UPAYA melanggengkan tradisi perburuan ikan paus atau lefa di Lamalera, Kabupaten Lembata, Nusa Tenggara Timur, menjadi tema sentral dialog, awal November lalu. Pesimisme pun muncul.
Ada pertarungan egoisme antara perbaikan taraf hidup warga dan upaya melanggengkan aspek sosiologis, filosofis, ekonomi, dan budaya yang melingkupi tradisi unik itu. Kesepakatan pun muncul saat semua bersuara bahwa tradisi harus dipertahankan. Orang Lamalera pun berikhtiar untuk bersatu kembali.
Poros Photo Jogjakarta, lembaga yang peduli terhadap tradisi dan budaya masyarakat lokal, menginisiasi diskusi malam itu. Bertempat di aula Yayasan Bina Sosial milik Markus Sidu Batafor, sesepuh orang Lamalera di Lewoleba Arnold Simanjuntak dan Ides dari Poros Photo Jogjakarta, menampilkan video dan foto yang menggambarkan fakta tanda-tanda keruntuhan budaya menangkap ikan paus yang termasyhur itu.

- **Bahan yang Disediakan**:
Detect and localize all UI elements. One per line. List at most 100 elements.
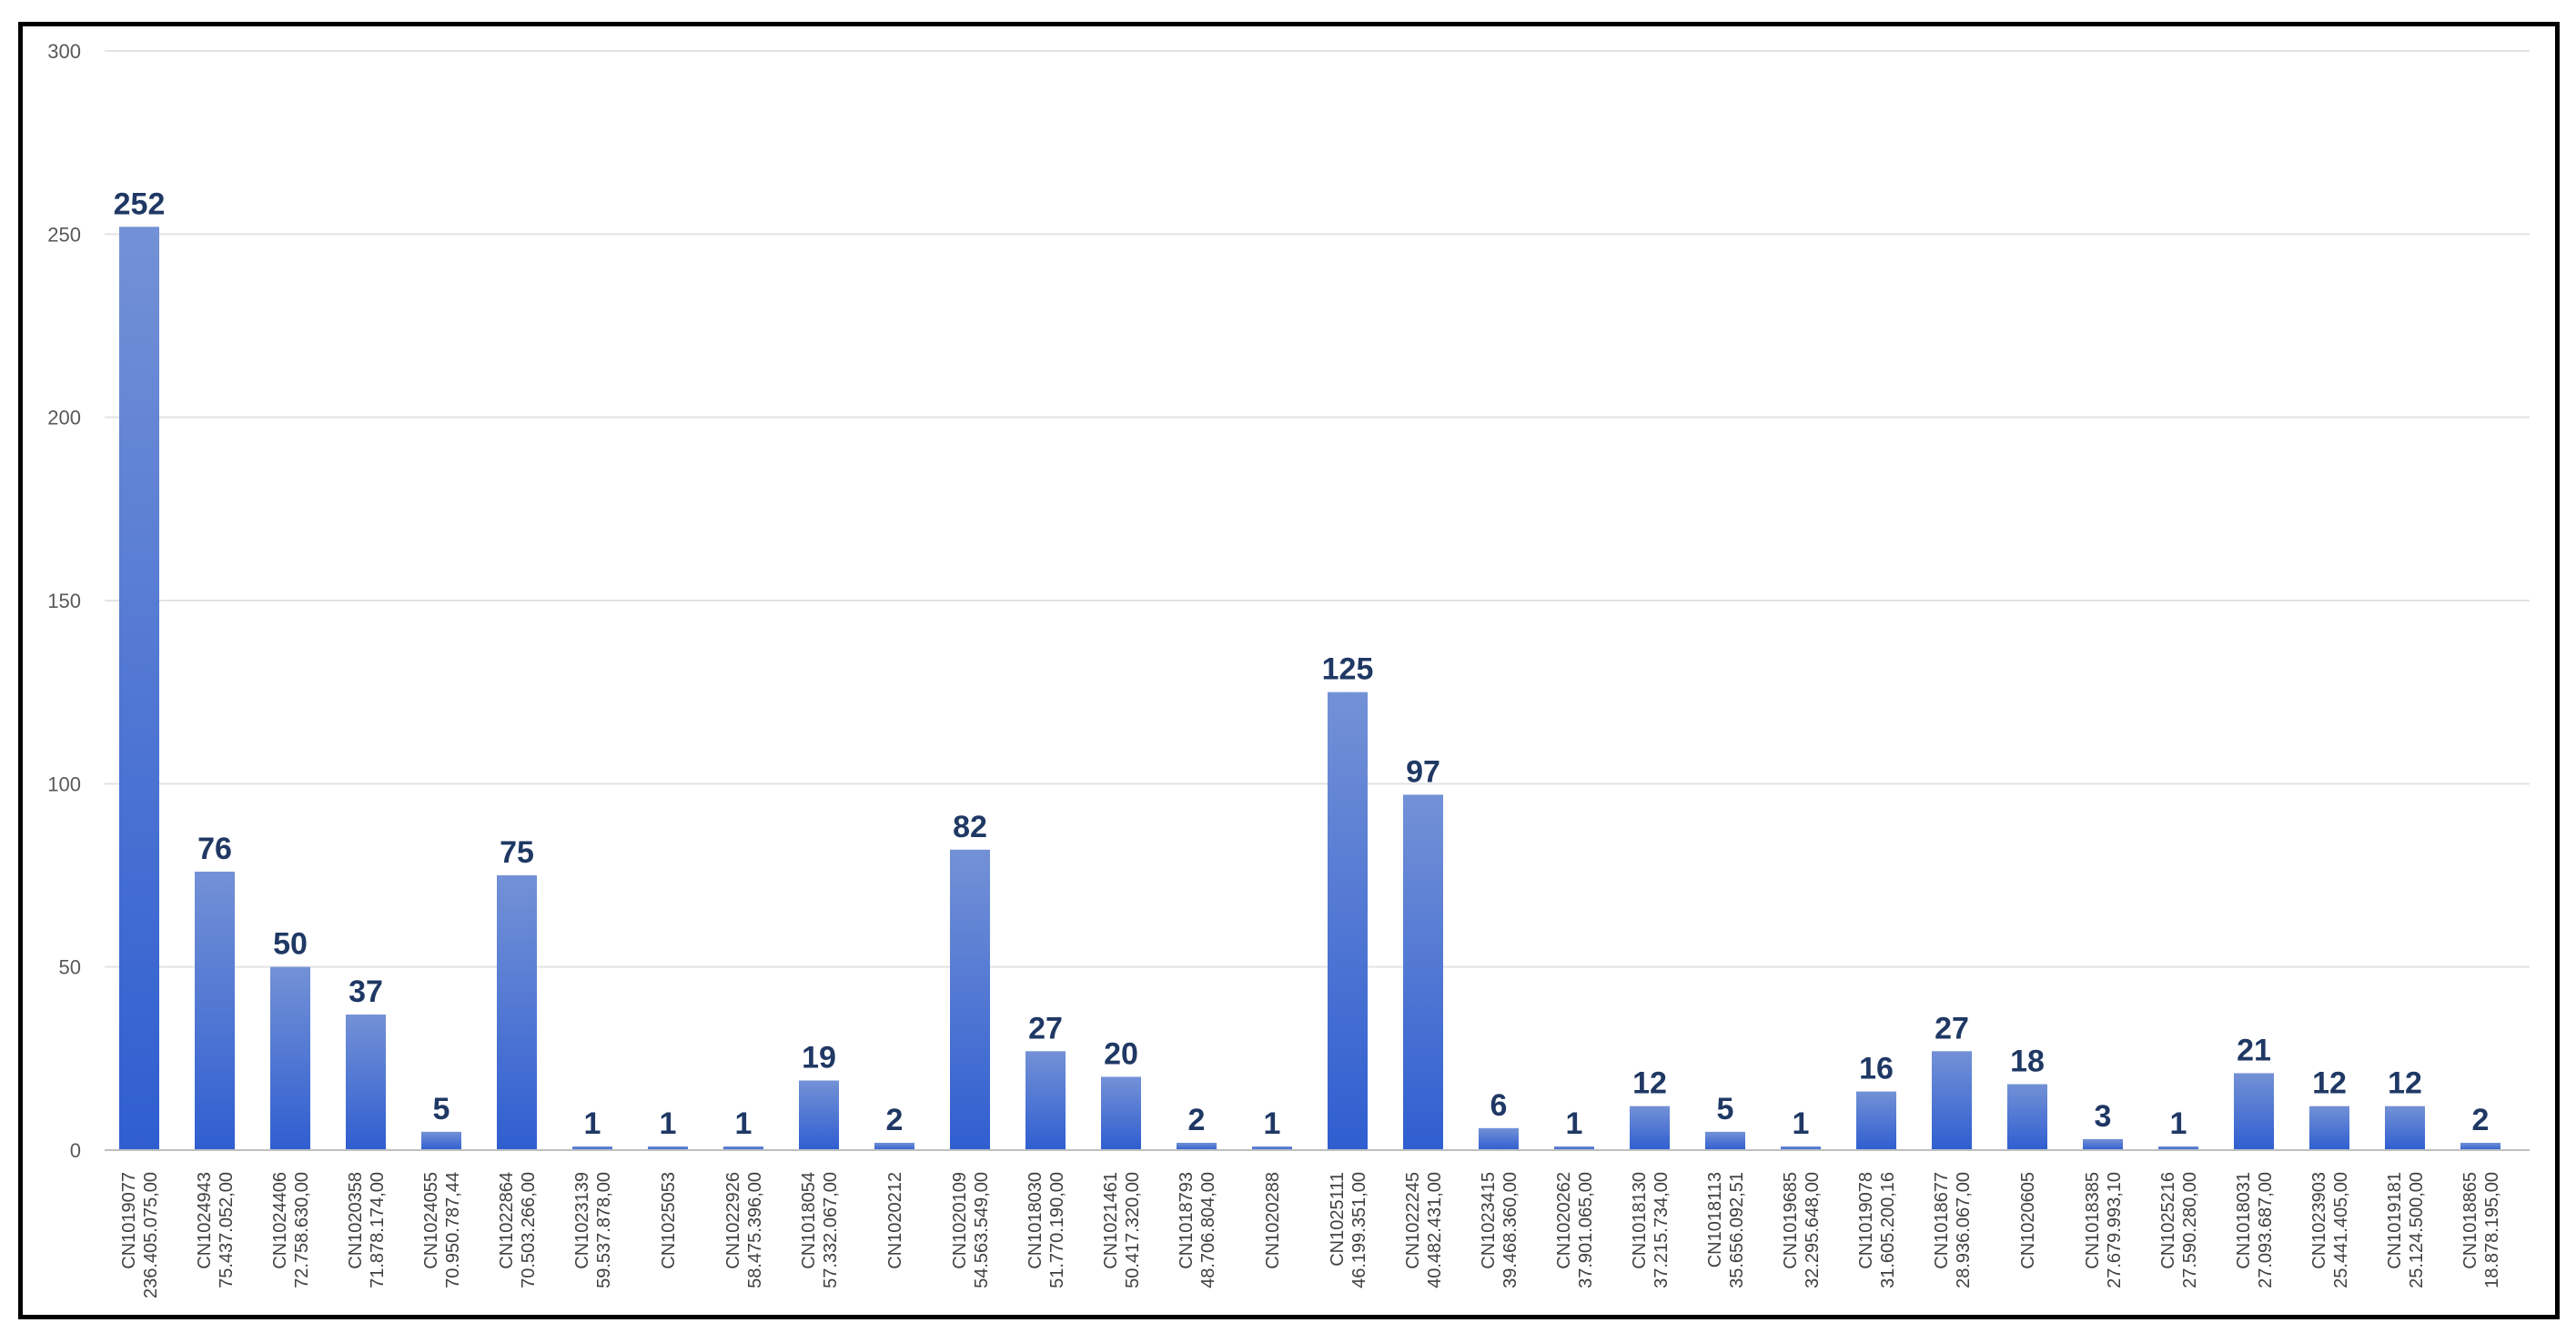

- **Tugas yang Dikerjakan**:
[1] Menurut teks tentang tradisi lefa di Lamalera, lembaga apa yang menginisiasi diskusi malam itu?
[2] Berdasarkan teks tentang tradisi lefa di Lamalera, jelaskan pertarungan egoisme yang disebutkan dan kesepakatan yang kemudian muncul.
[3] Tuliskan lanjutan teks tentang tradisi lefa di Lamalera, dimulai setelah kalimat terakhirnya.

- **Jawaban Tertulis**:
[1] Poros Photo Jogjakarta.

[2] Pertarungan egoisme itu terjadi antara perbaikan taraf hidup warga dan upaya melanggengkan aspek sosiologis, filosofis, ekonomi, dan budaya yang melingkupi tradisi lefa. Kesepakatan muncul ketika semua pihak menyatakan bahwa tradisi tersebut harus dipertahankan.

[3]
"Anak-anak sekarang tidak memiliki spirit menjadi matros atau nelayan apalagi mendalami budaya menangkap ikan paus. Lefa ialah 'ibu' yang harus memberi makan tidak hanya orang Lamalera, tetapi juga desa-desa di Lembata," ujar Arnold.
Tujuan penelitian yang ia lakukan ialah menggali kearifan lokal, sebagai bahan mendukung kebijakan pemerintah, sehingga memberi manfaat bagi levo (kampung) Lamalera.
Temuan Arnold dan Ides memperlihatkan banyak tradisi yang mengiringi lefa yang hilang.
Tobo neme vata, misalnya, salah satu ritual menuju perburuan mamalia raksasa itu, sudah tidak dilakukan lagi.
Ritus itu menghadirkan tetua adat dan tuan tanah yang menasihati para matros atau nelayan tentang bagaimana menikam ikan yang benar, mendayung peledang (kapal), serta merefleksikan perjalanan hidup para pemburu ikan sebelum melaut.
Saat berburu pun, nelayan Lamalera kini sudah menggunakan jonson, perahu yang dipasangi mesin dengan kekuatan 15 PK.
Saat paus sudah di tangan, aksi sosial memberikan potongan daging ikan paus kepada janda dan yatim piatu kerap diabaikan.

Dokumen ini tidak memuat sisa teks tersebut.